A block of data:
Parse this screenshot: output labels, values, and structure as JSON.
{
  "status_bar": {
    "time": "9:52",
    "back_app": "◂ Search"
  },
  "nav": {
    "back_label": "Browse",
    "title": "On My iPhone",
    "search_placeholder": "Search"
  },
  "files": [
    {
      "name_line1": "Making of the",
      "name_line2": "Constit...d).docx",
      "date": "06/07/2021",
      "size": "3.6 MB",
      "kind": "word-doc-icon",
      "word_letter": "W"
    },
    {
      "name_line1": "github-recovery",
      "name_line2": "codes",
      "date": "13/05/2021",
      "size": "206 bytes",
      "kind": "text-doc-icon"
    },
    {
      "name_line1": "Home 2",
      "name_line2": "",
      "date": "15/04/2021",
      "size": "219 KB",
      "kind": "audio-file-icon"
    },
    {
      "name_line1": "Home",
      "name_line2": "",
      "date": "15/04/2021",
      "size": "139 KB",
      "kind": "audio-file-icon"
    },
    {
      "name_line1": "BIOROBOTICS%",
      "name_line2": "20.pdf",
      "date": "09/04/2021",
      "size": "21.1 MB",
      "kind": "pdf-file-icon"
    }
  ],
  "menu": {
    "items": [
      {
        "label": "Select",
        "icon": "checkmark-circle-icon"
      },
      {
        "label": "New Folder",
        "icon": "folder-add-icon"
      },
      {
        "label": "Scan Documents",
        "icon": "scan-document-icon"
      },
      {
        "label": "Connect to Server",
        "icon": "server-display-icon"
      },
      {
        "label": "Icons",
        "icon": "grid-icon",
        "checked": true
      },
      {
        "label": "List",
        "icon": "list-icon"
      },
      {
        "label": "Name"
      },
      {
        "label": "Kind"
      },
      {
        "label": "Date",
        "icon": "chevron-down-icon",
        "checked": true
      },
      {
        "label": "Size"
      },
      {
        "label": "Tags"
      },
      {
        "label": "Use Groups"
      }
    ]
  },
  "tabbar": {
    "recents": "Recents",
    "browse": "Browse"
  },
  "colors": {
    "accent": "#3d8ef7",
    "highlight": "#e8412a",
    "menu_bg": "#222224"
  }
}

» EXERCISE
Return every line exactly.

» FULL ANSWER
Parse this screenshot: output labels, values, and structure as JSON.
{
  "status_bar": {
    "time": "9:52",
    "back_app": "◂ Search"
  },
  "nav": {
    "back_label": "Browse",
    "title": "On My iPhone",
    "search_placeholder": "Search"
  },
  "files": [
    {
      "name_line1": "Making of the",
      "name_line2": "Constit...d).docx",
      "date": "06/07/2021",
      "size": "3.6 MB",
      "kind": "word-doc-icon",
      "word_letter": "W"
    },
    {
      "name_line1": "github-recovery",
      "name_line2": "codes",
      "date": "13/05/2021",
      "size": "206 bytes",
      "kind": "text-doc-icon"
    },
    {
      "name_line1": "Home 2",
      "name_line2": "",
      "date": "15/04/2021",
      "size": "219 KB",
      "kind": "audio-file-icon"
    },
    {
      "name_line1": "Home",
      "name_line2": "",
      "date": "15/04/2021",
      "size": "139 KB",
      "kind": "audio-file-icon"
    },
    {
      "name_line1": "BIOROBOTICS%",
      "name_line2": "20.pdf",
      "date": "09/04/2021",
      "size": "21.1 MB",
      "kind": "pdf-file-icon"
    }
  ],
  "menu": {
    "items": [
      {
        "label": "Select",
        "icon": "checkmark-circle-icon"
      },
      {
        "label": "New Folder",
        "icon": "folder-add-icon"
      },
      {
        "label": "Scan Documents",
        "icon": "scan-document-icon"
      },
      {
        "label": "Connect to Server",
        "icon": "server-display-icon"
      },
      {
        "label": "Icons",
        "icon": "grid-icon",
        "checked": true
      },
      {
        "label": "List",
        "icon": "list-icon"
      },
      {
        "label": "Name"
      },
      {
        "label": "Kind"
      },
      {
        "label": "Date",
        "icon": "chevron-down-icon",
        "checked": true
      },
      {
        "label": "Size"
      },
      {
        "label": "Tags"
      },
      {
        "label": "Use Groups"
      }
    ]
  },
  "tabbar": {
    "recents": "Recents",
    "browse": "Browse"
  },
  "colors": {
    "accent": "#3d8ef7",
    "highlight": "#e8412a",
    "menu_bg": "#222224"
  }
}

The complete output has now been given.